#### SET TASK
Here are records with pictures in them. Copy all of them exactly and leave the pictures out.

Dataset entries on figures:
---------------

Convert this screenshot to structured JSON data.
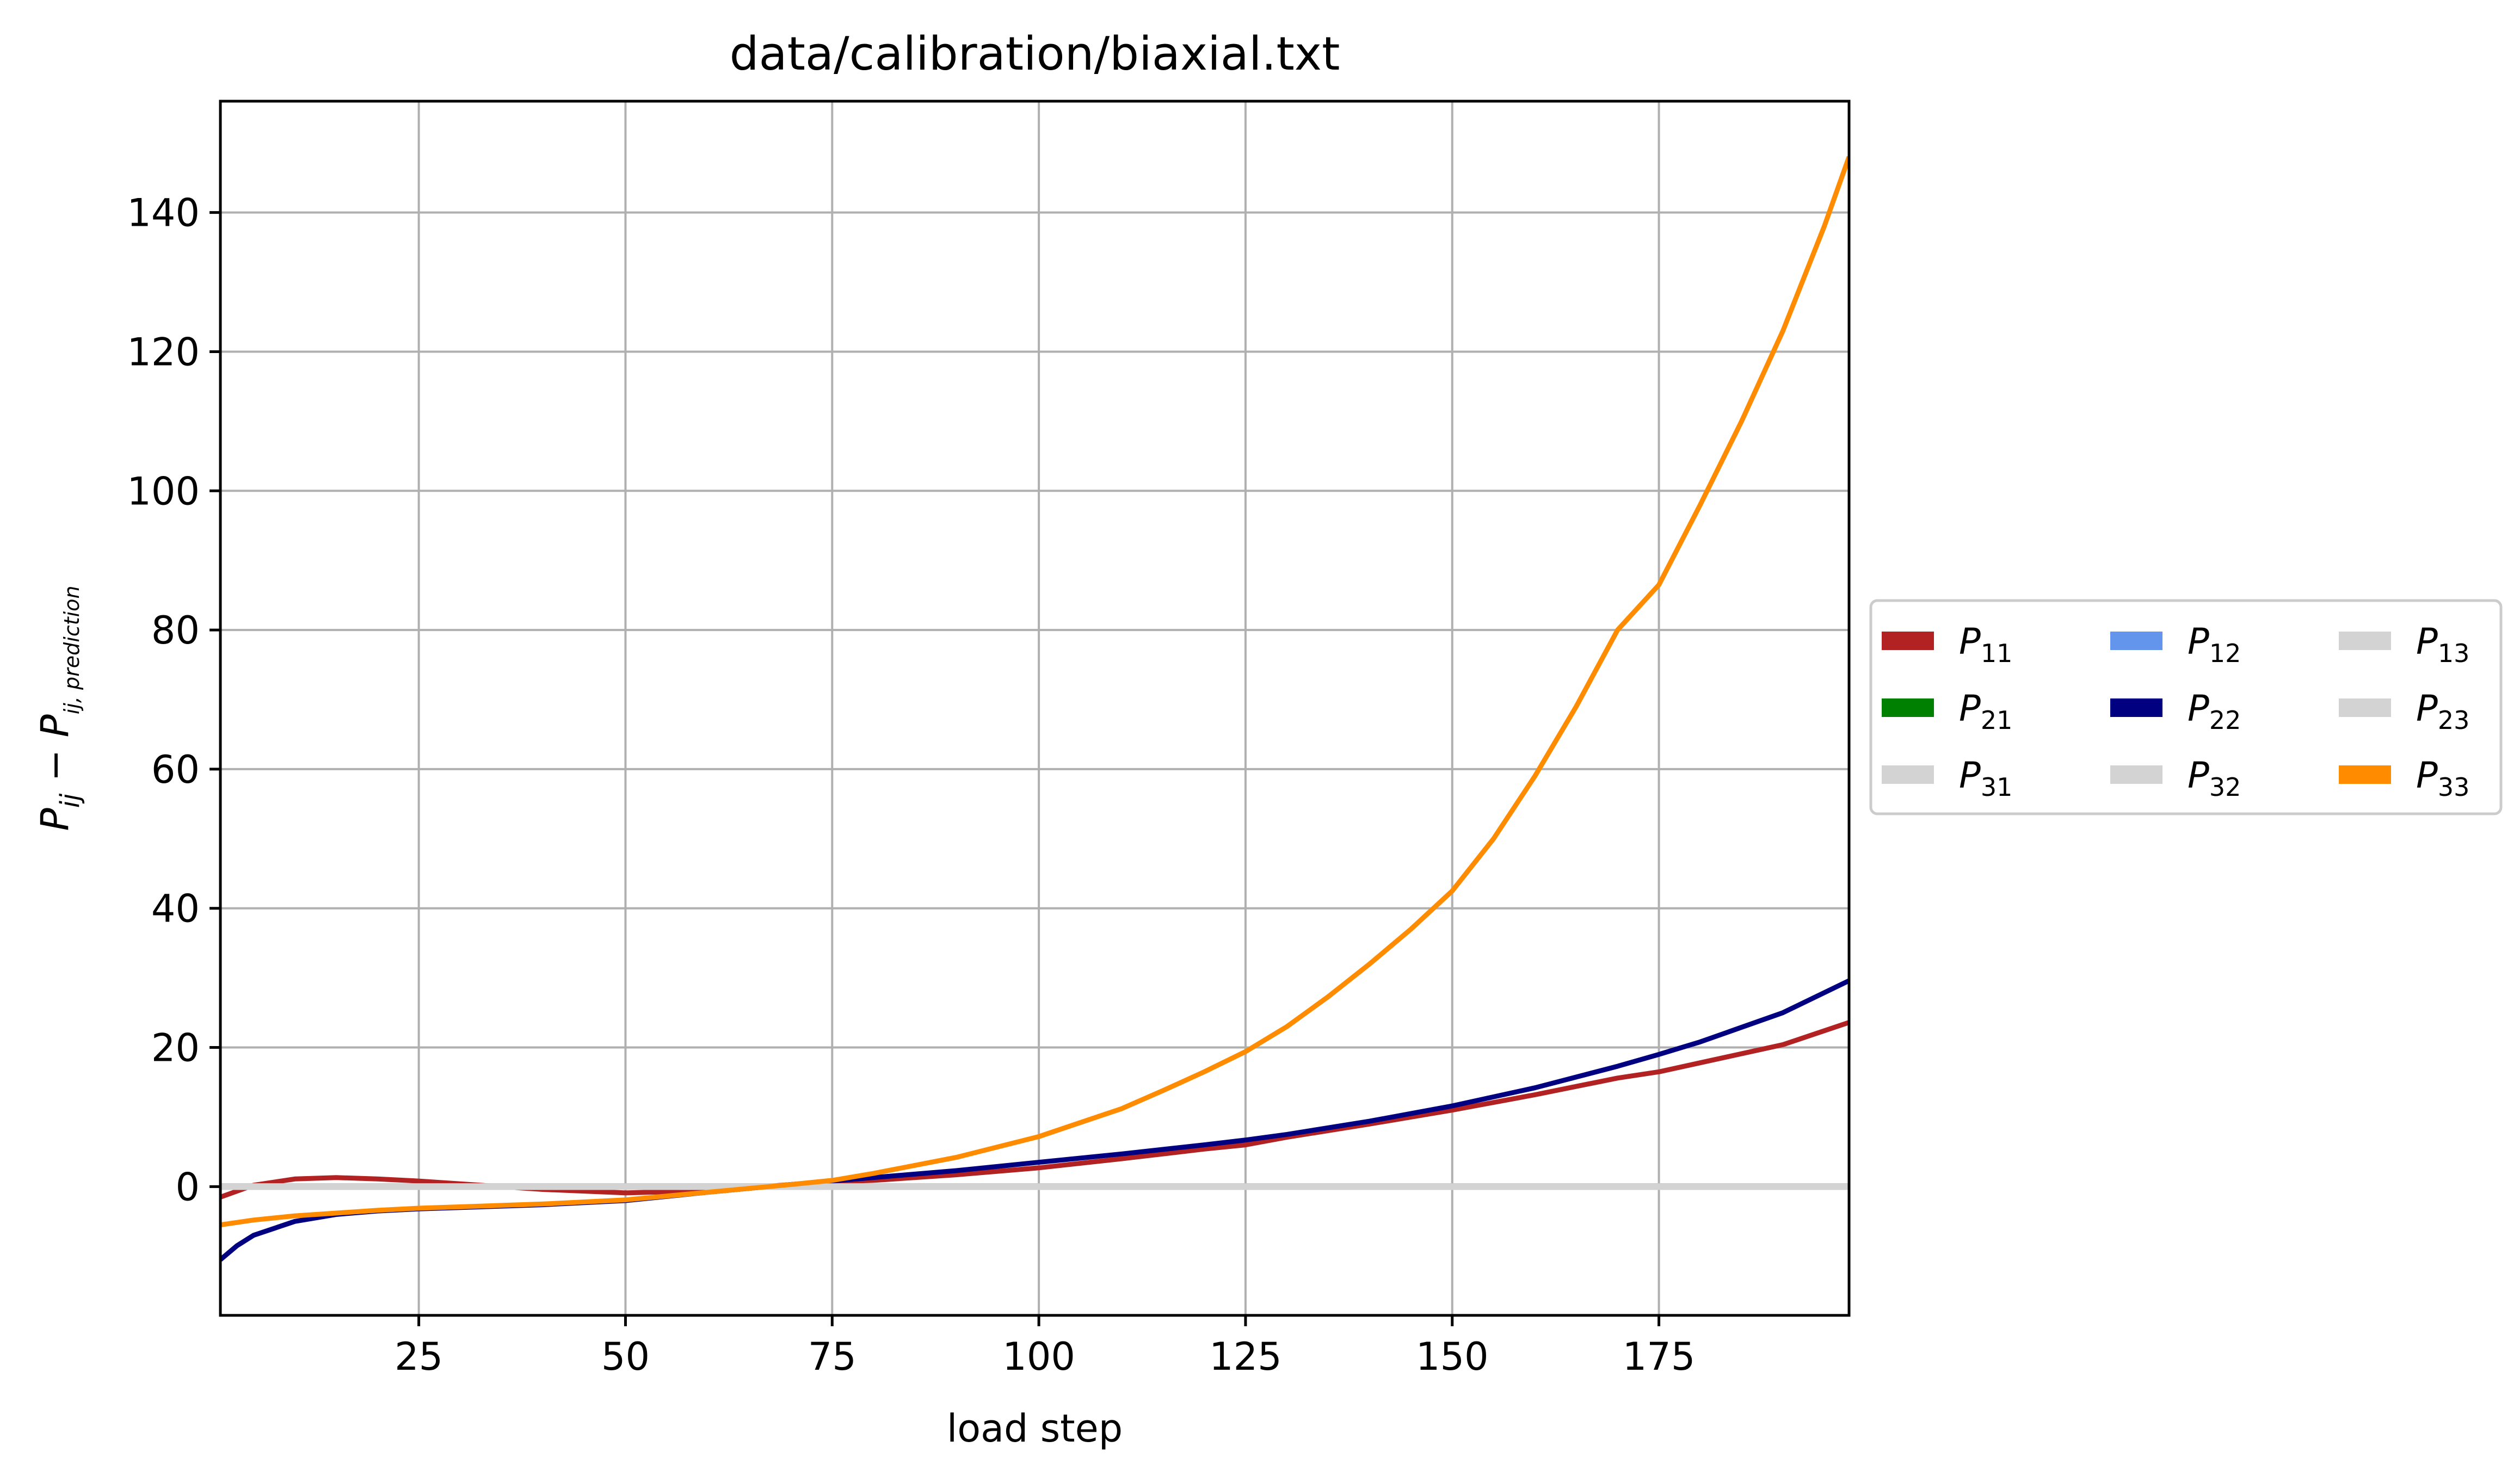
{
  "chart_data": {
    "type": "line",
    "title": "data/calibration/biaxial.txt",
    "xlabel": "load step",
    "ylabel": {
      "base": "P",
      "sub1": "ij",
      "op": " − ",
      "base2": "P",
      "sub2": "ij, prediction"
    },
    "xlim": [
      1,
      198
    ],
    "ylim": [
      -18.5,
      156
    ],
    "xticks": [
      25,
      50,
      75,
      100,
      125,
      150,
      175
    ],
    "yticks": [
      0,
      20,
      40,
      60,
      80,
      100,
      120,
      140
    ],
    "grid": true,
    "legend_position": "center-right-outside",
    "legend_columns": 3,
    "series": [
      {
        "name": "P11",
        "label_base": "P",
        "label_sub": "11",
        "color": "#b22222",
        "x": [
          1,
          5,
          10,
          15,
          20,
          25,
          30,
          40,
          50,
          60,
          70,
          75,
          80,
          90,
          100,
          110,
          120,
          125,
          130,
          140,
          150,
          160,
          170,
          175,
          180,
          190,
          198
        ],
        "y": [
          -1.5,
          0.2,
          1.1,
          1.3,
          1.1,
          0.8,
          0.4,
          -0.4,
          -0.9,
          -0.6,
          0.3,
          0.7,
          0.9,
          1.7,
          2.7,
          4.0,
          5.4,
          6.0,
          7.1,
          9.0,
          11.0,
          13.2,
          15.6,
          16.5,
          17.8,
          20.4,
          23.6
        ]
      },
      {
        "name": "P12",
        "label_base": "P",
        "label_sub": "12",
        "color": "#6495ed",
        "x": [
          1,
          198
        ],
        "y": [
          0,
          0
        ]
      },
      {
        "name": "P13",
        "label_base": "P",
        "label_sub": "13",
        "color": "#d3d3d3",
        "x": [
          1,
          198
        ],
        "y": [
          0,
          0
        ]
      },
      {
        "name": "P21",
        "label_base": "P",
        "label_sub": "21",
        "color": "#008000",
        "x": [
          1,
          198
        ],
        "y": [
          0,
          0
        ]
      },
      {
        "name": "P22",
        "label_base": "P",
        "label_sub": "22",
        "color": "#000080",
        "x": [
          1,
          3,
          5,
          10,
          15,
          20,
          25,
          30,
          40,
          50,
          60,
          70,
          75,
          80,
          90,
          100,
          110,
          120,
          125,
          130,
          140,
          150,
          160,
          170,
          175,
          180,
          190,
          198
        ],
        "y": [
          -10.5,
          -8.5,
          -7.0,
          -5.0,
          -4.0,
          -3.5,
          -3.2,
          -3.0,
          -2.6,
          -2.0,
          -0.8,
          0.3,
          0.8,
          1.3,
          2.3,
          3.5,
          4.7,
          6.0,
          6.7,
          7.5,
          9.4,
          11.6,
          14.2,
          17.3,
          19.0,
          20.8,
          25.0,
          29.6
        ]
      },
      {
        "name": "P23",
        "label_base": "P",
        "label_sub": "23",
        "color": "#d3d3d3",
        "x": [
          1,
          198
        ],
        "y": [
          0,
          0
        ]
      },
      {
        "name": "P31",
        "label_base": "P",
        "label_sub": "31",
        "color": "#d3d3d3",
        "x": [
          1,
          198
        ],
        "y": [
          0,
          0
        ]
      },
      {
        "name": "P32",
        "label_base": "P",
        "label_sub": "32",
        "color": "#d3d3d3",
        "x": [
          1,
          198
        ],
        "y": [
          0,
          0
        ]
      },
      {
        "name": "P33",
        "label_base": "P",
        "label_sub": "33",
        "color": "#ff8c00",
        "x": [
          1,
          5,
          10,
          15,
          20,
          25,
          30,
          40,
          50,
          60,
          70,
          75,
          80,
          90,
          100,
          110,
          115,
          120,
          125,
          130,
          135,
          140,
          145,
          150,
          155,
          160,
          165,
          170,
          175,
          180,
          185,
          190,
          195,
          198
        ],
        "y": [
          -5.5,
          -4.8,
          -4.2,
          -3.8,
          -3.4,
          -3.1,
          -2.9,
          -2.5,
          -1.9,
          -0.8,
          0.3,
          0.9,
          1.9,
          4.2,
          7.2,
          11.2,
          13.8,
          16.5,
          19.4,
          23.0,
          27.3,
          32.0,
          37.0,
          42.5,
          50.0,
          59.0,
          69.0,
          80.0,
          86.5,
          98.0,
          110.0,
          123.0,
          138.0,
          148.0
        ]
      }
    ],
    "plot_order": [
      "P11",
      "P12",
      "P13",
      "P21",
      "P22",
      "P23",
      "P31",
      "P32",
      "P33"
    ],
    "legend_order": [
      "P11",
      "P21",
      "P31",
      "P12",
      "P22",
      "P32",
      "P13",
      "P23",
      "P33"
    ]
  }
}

---------------

#### FULL OUTPUT
Convert this screenshot to structured JSON data.
{
  "chart_data": {
    "type": "line",
    "title": "data/calibration/biaxial.txt",
    "xlabel": "load step",
    "ylabel": {
      "base": "P",
      "sub1": "ij",
      "op": " − ",
      "base2": "P",
      "sub2": "ij, prediction"
    },
    "xlim": [
      1,
      198
    ],
    "ylim": [
      -18.5,
      156
    ],
    "xticks": [
      25,
      50,
      75,
      100,
      125,
      150,
      175
    ],
    "yticks": [
      0,
      20,
      40,
      60,
      80,
      100,
      120,
      140
    ],
    "grid": true,
    "legend_position": "center-right-outside",
    "legend_columns": 3,
    "series": [
      {
        "name": "P11",
        "label_base": "P",
        "label_sub": "11",
        "color": "#b22222",
        "x": [
          1,
          5,
          10,
          15,
          20,
          25,
          30,
          40,
          50,
          60,
          70,
          75,
          80,
          90,
          100,
          110,
          120,
          125,
          130,
          140,
          150,
          160,
          170,
          175,
          180,
          190,
          198
        ],
        "y": [
          -1.5,
          0.2,
          1.1,
          1.3,
          1.1,
          0.8,
          0.4,
          -0.4,
          -0.9,
          -0.6,
          0.3,
          0.7,
          0.9,
          1.7,
          2.7,
          4.0,
          5.4,
          6.0,
          7.1,
          9.0,
          11.0,
          13.2,
          15.6,
          16.5,
          17.8,
          20.4,
          23.6
        ]
      },
      {
        "name": "P12",
        "label_base": "P",
        "label_sub": "12",
        "color": "#6495ed",
        "x": [
          1,
          198
        ],
        "y": [
          0,
          0
        ]
      },
      {
        "name": "P13",
        "label_base": "P",
        "label_sub": "13",
        "color": "#d3d3d3",
        "x": [
          1,
          198
        ],
        "y": [
          0,
          0
        ]
      },
      {
        "name": "P21",
        "label_base": "P",
        "label_sub": "21",
        "color": "#008000",
        "x": [
          1,
          198
        ],
        "y": [
          0,
          0
        ]
      },
      {
        "name": "P22",
        "label_base": "P",
        "label_sub": "22",
        "color": "#000080",
        "x": [
          1,
          3,
          5,
          10,
          15,
          20,
          25,
          30,
          40,
          50,
          60,
          70,
          75,
          80,
          90,
          100,
          110,
          120,
          125,
          130,
          140,
          150,
          160,
          170,
          175,
          180,
          190,
          198
        ],
        "y": [
          -10.5,
          -8.5,
          -7.0,
          -5.0,
          -4.0,
          -3.5,
          -3.2,
          -3.0,
          -2.6,
          -2.0,
          -0.8,
          0.3,
          0.8,
          1.3,
          2.3,
          3.5,
          4.7,
          6.0,
          6.7,
          7.5,
          9.4,
          11.6,
          14.2,
          17.3,
          19.0,
          20.8,
          25.0,
          29.6
        ]
      },
      {
        "name": "P23",
        "label_base": "P",
        "label_sub": "23",
        "color": "#d3d3d3",
        "x": [
          1,
          198
        ],
        "y": [
          0,
          0
        ]
      },
      {
        "name": "P31",
        "label_base": "P",
        "label_sub": "31",
        "color": "#d3d3d3",
        "x": [
          1,
          198
        ],
        "y": [
          0,
          0
        ]
      },
      {
        "name": "P32",
        "label_base": "P",
        "label_sub": "32",
        "color": "#d3d3d3",
        "x": [
          1,
          198
        ],
        "y": [
          0,
          0
        ]
      },
      {
        "name": "P33",
        "label_base": "P",
        "label_sub": "33",
        "color": "#ff8c00",
        "x": [
          1,
          5,
          10,
          15,
          20,
          25,
          30,
          40,
          50,
          60,
          70,
          75,
          80,
          90,
          100,
          110,
          115,
          120,
          125,
          130,
          135,
          140,
          145,
          150,
          155,
          160,
          165,
          170,
          175,
          180,
          185,
          190,
          195,
          198
        ],
        "y": [
          -5.5,
          -4.8,
          -4.2,
          -3.8,
          -3.4,
          -3.1,
          -2.9,
          -2.5,
          -1.9,
          -0.8,
          0.3,
          0.9,
          1.9,
          4.2,
          7.2,
          11.2,
          13.8,
          16.5,
          19.4,
          23.0,
          27.3,
          32.0,
          37.0,
          42.5,
          50.0,
          59.0,
          69.0,
          80.0,
          86.5,
          98.0,
          110.0,
          123.0,
          138.0,
          148.0
        ]
      }
    ],
    "plot_order": [
      "P11",
      "P12",
      "P13",
      "P21",
      "P22",
      "P23",
      "P31",
      "P32",
      "P33"
    ],
    "legend_order": [
      "P11",
      "P21",
      "P31",
      "P12",
      "P22",
      "P32",
      "P13",
      "P23",
      "P33"
    ]
  }
}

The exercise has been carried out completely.